■ What you have to do
Pull each line holding the word "marker" from the data.

■ Records supplied
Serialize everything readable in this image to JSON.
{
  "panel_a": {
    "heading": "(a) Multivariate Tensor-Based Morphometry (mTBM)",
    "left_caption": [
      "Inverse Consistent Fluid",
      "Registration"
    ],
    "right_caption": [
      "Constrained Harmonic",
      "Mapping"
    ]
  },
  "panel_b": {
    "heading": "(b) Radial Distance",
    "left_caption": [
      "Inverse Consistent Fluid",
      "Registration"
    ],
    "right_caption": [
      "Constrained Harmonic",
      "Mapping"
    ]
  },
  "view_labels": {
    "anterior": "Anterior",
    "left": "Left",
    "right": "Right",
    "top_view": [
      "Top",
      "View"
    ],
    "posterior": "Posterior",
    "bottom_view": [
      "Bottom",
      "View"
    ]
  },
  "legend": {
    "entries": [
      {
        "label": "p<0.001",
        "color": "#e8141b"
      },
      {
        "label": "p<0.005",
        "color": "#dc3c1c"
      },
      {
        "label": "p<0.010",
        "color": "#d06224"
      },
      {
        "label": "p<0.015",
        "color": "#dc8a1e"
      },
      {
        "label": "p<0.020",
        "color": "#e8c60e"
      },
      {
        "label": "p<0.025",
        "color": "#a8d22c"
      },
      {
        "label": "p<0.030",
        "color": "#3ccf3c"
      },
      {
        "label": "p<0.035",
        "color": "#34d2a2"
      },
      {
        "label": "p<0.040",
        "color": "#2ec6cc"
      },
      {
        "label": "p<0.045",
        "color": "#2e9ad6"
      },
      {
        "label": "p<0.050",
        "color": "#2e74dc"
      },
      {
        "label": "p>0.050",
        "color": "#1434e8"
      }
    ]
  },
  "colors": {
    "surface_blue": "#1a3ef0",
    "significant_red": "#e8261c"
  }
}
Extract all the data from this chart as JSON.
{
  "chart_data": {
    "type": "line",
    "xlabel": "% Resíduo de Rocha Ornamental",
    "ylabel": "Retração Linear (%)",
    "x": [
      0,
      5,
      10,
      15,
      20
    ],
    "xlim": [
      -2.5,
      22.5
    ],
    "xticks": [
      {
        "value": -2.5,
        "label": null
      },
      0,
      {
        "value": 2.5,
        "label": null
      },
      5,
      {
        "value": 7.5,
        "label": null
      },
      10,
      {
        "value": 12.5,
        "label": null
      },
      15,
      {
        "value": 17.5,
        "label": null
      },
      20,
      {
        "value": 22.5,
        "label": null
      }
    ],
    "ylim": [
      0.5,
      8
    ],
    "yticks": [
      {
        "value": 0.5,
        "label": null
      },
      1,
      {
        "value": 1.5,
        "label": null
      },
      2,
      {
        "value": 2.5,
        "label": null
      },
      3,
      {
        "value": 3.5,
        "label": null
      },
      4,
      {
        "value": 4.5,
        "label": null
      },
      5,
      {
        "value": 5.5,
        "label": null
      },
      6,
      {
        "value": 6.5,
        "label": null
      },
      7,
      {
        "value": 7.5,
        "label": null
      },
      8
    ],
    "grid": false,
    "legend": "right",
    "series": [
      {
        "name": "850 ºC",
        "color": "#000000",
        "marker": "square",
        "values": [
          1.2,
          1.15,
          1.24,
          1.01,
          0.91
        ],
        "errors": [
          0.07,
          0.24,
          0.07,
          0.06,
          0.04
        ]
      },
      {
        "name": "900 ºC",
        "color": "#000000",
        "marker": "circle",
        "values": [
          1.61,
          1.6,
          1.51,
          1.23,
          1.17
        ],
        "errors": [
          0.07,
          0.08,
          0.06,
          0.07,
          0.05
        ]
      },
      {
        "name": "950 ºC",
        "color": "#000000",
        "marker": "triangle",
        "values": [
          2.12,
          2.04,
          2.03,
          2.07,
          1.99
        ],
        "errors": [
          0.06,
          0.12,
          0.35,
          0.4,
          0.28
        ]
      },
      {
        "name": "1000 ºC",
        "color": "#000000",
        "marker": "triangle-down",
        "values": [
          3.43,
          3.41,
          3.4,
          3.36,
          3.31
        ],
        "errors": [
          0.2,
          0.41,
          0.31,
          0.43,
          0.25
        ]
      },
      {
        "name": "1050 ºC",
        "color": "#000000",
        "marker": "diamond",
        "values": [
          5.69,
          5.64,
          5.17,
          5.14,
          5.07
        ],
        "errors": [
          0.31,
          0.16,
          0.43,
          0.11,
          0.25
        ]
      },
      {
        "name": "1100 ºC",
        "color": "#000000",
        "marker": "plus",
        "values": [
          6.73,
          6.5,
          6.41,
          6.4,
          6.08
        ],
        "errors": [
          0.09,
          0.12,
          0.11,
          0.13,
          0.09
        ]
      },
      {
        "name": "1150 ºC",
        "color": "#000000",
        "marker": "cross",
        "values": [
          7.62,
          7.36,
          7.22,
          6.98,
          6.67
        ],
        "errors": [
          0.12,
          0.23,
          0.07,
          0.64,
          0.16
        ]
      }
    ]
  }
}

■ Output of the task
        "marker": "square",
        "marker": "circle",
        "marker": "triangle",
        "marker": "triangle-down",
        "marker": "diamond",
        "marker": "plus",
        "marker": "cross",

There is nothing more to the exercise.